Stored data entries:
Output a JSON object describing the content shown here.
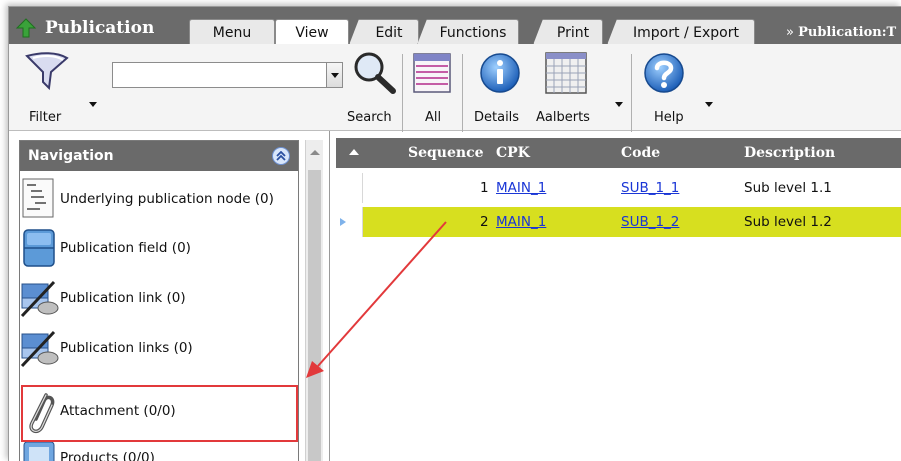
{
  "tabbar": {
    "app_title": "Publication",
    "tabs": [
      {
        "label": "Menu"
      },
      {
        "label": "View"
      },
      {
        "label": "Edit"
      },
      {
        "label": "Functions"
      },
      {
        "label": "Print"
      },
      {
        "label": "Import / Export"
      }
    ],
    "active_tab": "View",
    "breadcrumb_prefix": "» ",
    "breadcrumb_label": "Publication:T"
  },
  "toolbar": {
    "filter_label": "Filter",
    "search_value": "",
    "search_label": "Search",
    "all_label": "All",
    "details_label": "Details",
    "aalberts_label": "Aalberts",
    "help_label": "Help"
  },
  "navigation": {
    "title": "Navigation",
    "items": [
      {
        "label": "Underlying publication node (0)",
        "icon": "tree-node-icon"
      },
      {
        "label": "Publication field (0)",
        "icon": "field-icon"
      },
      {
        "label": "Publication link (0)",
        "icon": "link-icon"
      },
      {
        "label": "Publication links (0)",
        "icon": "links-icon"
      },
      {
        "label": "Attachment (0/0)",
        "icon": "paperclip-icon"
      },
      {
        "label": "Products (0/0)",
        "icon": "products-icon"
      }
    ]
  },
  "grid": {
    "columns": [
      "Sequence",
      "CPK",
      "Code",
      "Description"
    ],
    "rows": [
      {
        "sequence": "1",
        "cpk": "MAIN_1",
        "code": "SUB_1_1",
        "description": "Sub level 1.1",
        "selected": false
      },
      {
        "sequence": "2",
        "cpk": "MAIN_1",
        "code": "SUB_1_2",
        "description": "Sub level 1.2",
        "selected": true
      }
    ]
  },
  "colors": {
    "header_gray": "#6a6a6a",
    "selected_row": "#d7df1f",
    "link": "#1a36d6",
    "annotation_red": "#e2393b",
    "logo_green": "#3aa23a"
  }
}
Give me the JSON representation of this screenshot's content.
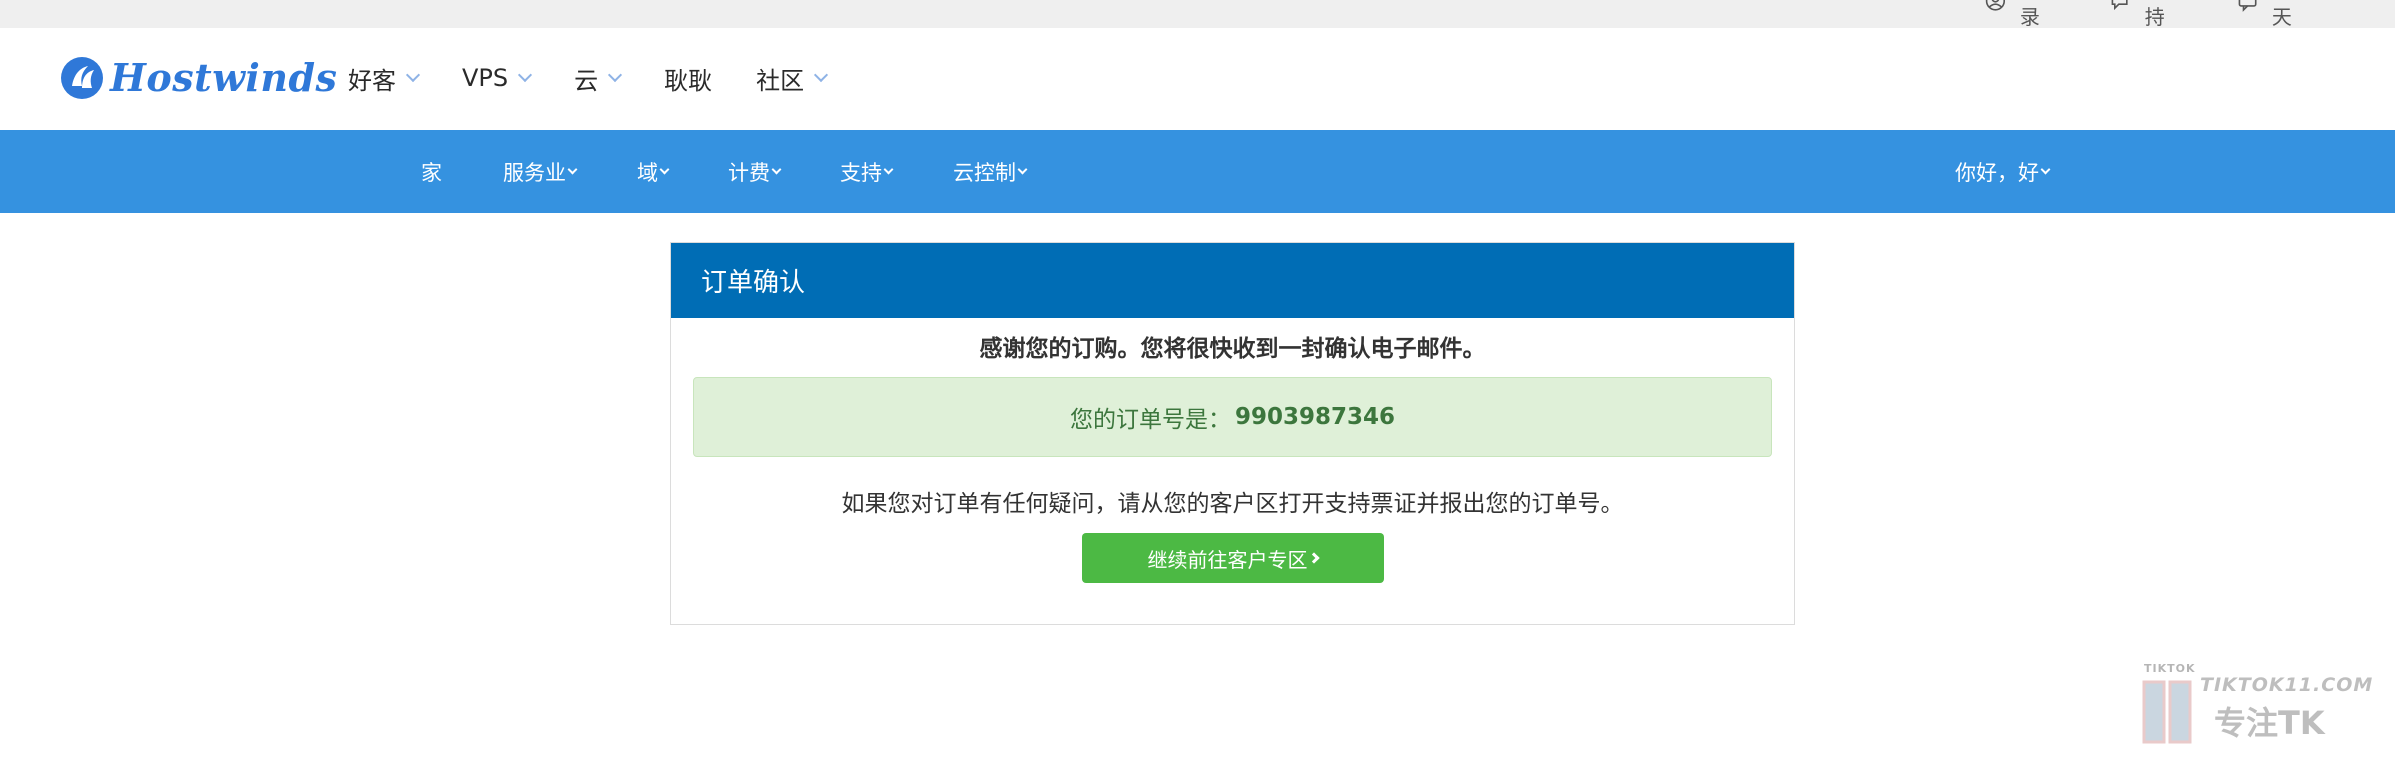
{
  "top_bar": {
    "links": [
      {
        "icon": "user-icon",
        "label": "登录"
      },
      {
        "icon": "chat-icon",
        "label": "支持"
      },
      {
        "icon": "message-icon",
        "label": "在线聊天"
      }
    ]
  },
  "header": {
    "logo_text": "Hostwinds",
    "nav": [
      {
        "label": "好客",
        "has_dropdown": true
      },
      {
        "label": "VPS",
        "has_dropdown": true
      },
      {
        "label": "云",
        "has_dropdown": true
      },
      {
        "label": "耿耿",
        "has_dropdown": false
      },
      {
        "label": "社区",
        "has_dropdown": true
      }
    ]
  },
  "subnav": {
    "items": [
      {
        "label": "家",
        "has_dropdown": false
      },
      {
        "label": "服务业",
        "has_dropdown": true
      },
      {
        "label": "域",
        "has_dropdown": true
      },
      {
        "label": "计费",
        "has_dropdown": true
      },
      {
        "label": "支持",
        "has_dropdown": true
      },
      {
        "label": "云控制",
        "has_dropdown": true
      }
    ],
    "greeting": "你好，好"
  },
  "order": {
    "title": "订单确认",
    "thanks": "感谢您的订购。您将很快收到一封确认电子邮件。",
    "order_number_label": "您的订单号是：",
    "order_number": "9903987346",
    "help_text": "如果您对订单有任何疑问，请从您的客户区打开支持票证并报出您的订单号。",
    "cta_label": "继续前往客户专区"
  },
  "watermark": {
    "small": "TIKTOK",
    "domain": "TIKTOK11.COM",
    "tag": "专注TK"
  },
  "colors": {
    "brand_blue": "#2f78d8",
    "subnav_blue": "#3592e0",
    "card_header": "#006db5",
    "success_bg": "#dff0d8",
    "success_text": "#3c763d",
    "cta_green": "#4cb944"
  }
}
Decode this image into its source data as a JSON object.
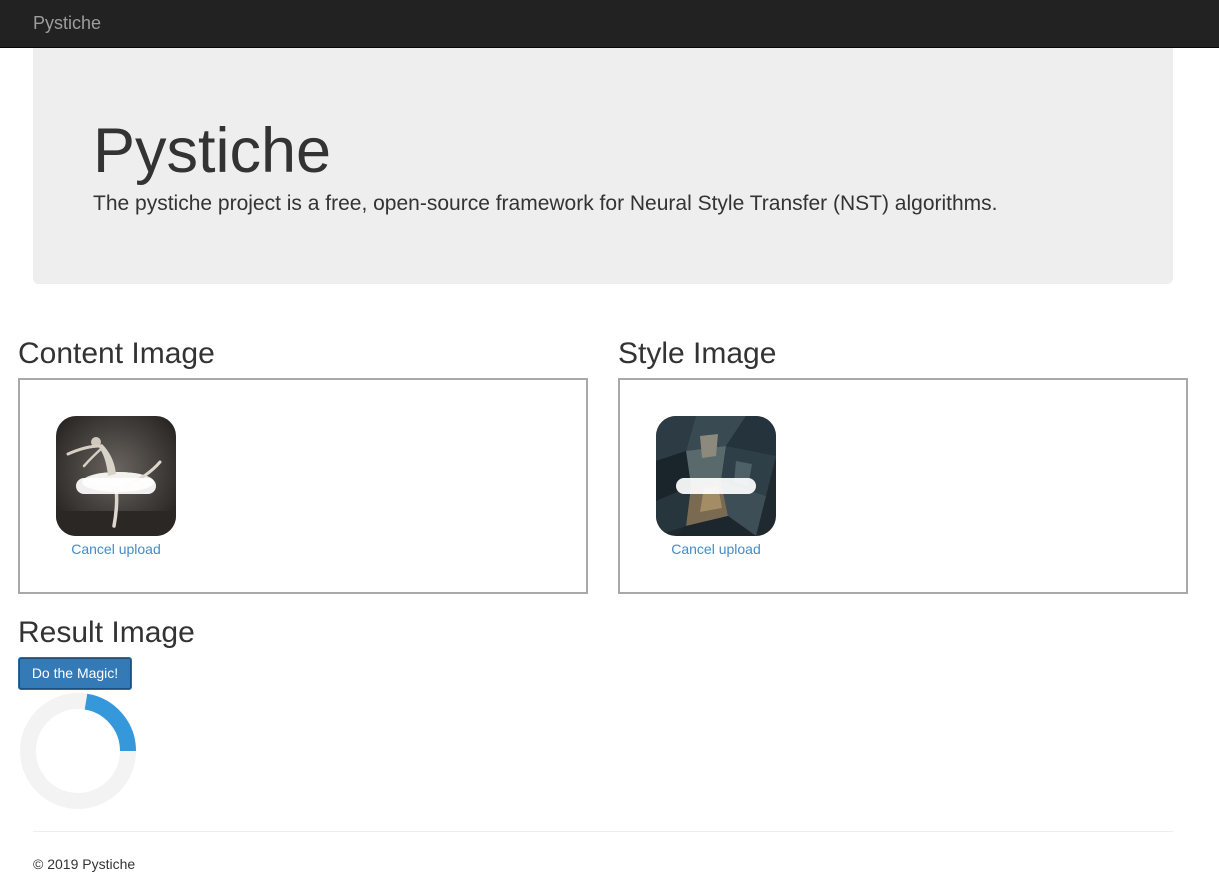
{
  "navbar": {
    "brand": "Pystiche",
    "background_color": "#222222"
  },
  "jumbotron": {
    "title": "Pystiche",
    "description": "The pystiche project is a free, open-source framework for Neural Style Transfer (NST) algorithms."
  },
  "content_image": {
    "heading": "Content Image",
    "cancel_label": "Cancel upload",
    "thumbnail_icon": "ballerina-photo-thumbnail"
  },
  "style_image": {
    "heading": "Style Image",
    "cancel_label": "Cancel upload",
    "thumbnail_icon": "cubist-painting-thumbnail"
  },
  "result_image": {
    "heading": "Result Image",
    "button_label": "Do the Magic!",
    "button_color": "#337ab7",
    "spinner_color": "#3498db"
  },
  "footer": {
    "text": "© 2019 Pystiche"
  },
  "colors": {
    "link": "#428bca",
    "jumbotron_bg": "#eeeeee"
  }
}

**Direction**: Your task is to repeat the data above exactly while excluding the pictures.

**Task result**:
Output a JSON object describing the content shown here.
{
  "tabbar": {
    "app_title": "Publication",
    "tabs": [
      {
        "label": "Menu"
      },
      {
        "label": "View"
      },
      {
        "label": "Edit"
      },
      {
        "label": "Functions"
      },
      {
        "label": "Print"
      },
      {
        "label": "Import / Export"
      }
    ],
    "active_tab": "View",
    "breadcrumb_prefix": "» ",
    "breadcrumb_label": "Publication:T"
  },
  "toolbar": {
    "filter_label": "Filter",
    "search_value": "",
    "search_label": "Search",
    "all_label": "All",
    "details_label": "Details",
    "aalberts_label": "Aalberts",
    "help_label": "Help"
  },
  "navigation": {
    "title": "Navigation",
    "items": [
      {
        "label": "Underlying publication node (0)",
        "icon": "tree-node-icon"
      },
      {
        "label": "Publication field (0)",
        "icon": "field-icon"
      },
      {
        "label": "Publication link (0)",
        "icon": "link-icon"
      },
      {
        "label": "Publication links (0)",
        "icon": "links-icon"
      },
      {
        "label": "Attachment (0/0)",
        "icon": "paperclip-icon"
      },
      {
        "label": "Products (0/0)",
        "icon": "products-icon"
      }
    ]
  },
  "grid": {
    "columns": [
      "Sequence",
      "CPK",
      "Code",
      "Description"
    ],
    "rows": [
      {
        "sequence": "1",
        "cpk": "MAIN_1",
        "code": "SUB_1_1",
        "description": "Sub level 1.1",
        "selected": false
      },
      {
        "sequence": "2",
        "cpk": "MAIN_1",
        "code": "SUB_1_2",
        "description": "Sub level 1.2",
        "selected": true
      }
    ]
  },
  "colors": {
    "header_gray": "#6a6a6a",
    "selected_row": "#d7df1f",
    "link": "#1a36d6",
    "annotation_red": "#e2393b",
    "logo_green": "#3aa23a"
  }
}
Give me the JSON representation of this screenshot's content.
{
  "top_bar": {
    "links": [
      {
        "icon": "user-icon",
        "label": "登录"
      },
      {
        "icon": "chat-icon",
        "label": "支持"
      },
      {
        "icon": "message-icon",
        "label": "在线聊天"
      }
    ]
  },
  "header": {
    "logo_text": "Hostwinds",
    "nav": [
      {
        "label": "好客",
        "has_dropdown": true
      },
      {
        "label": "VPS",
        "has_dropdown": true
      },
      {
        "label": "云",
        "has_dropdown": true
      },
      {
        "label": "耿耿",
        "has_dropdown": false
      },
      {
        "label": "社区",
        "has_dropdown": true
      }
    ]
  },
  "subnav": {
    "items": [
      {
        "label": "家",
        "has_dropdown": false
      },
      {
        "label": "服务业",
        "has_dropdown": true
      },
      {
        "label": "域",
        "has_dropdown": true
      },
      {
        "label": "计费",
        "has_dropdown": true
      },
      {
        "label": "支持",
        "has_dropdown": true
      },
      {
        "label": "云控制",
        "has_dropdown": true
      }
    ],
    "greeting": "你好，好"
  },
  "order": {
    "title": "订单确认",
    "thanks": "感谢您的订购。您将很快收到一封确认电子邮件。",
    "order_number_label": "您的订单号是：",
    "order_number": "9903987346",
    "help_text": "如果您对订单有任何疑问，请从您的客户区打开支持票证并报出您的订单号。",
    "cta_label": "继续前往客户专区"
  },
  "watermark": {
    "small": "TIKTOK",
    "domain": "TIKTOK11.COM",
    "tag": "专注TK"
  },
  "colors": {
    "brand_blue": "#2f78d8",
    "subnav_blue": "#3592e0",
    "card_header": "#006db5",
    "success_bg": "#dff0d8",
    "success_text": "#3c763d",
    "cta_green": "#4cb944"
  }
}
Decode this image into its source data as a JSON object.
{
  "navbar": {
    "brand": "Pystiche",
    "background_color": "#222222"
  },
  "jumbotron": {
    "title": "Pystiche",
    "description": "The pystiche project is a free, open-source framework for Neural Style Transfer (NST) algorithms."
  },
  "content_image": {
    "heading": "Content Image",
    "cancel_label": "Cancel upload",
    "thumbnail_icon": "ballerina-photo-thumbnail"
  },
  "style_image": {
    "heading": "Style Image",
    "cancel_label": "Cancel upload",
    "thumbnail_icon": "cubist-painting-thumbnail"
  },
  "result_image": {
    "heading": "Result Image",
    "button_label": "Do the Magic!",
    "button_color": "#337ab7",
    "spinner_color": "#3498db"
  },
  "footer": {
    "text": "© 2019 Pystiche"
  },
  "colors": {
    "link": "#428bca",
    "jumbotron_bg": "#eeeeee"
  }
}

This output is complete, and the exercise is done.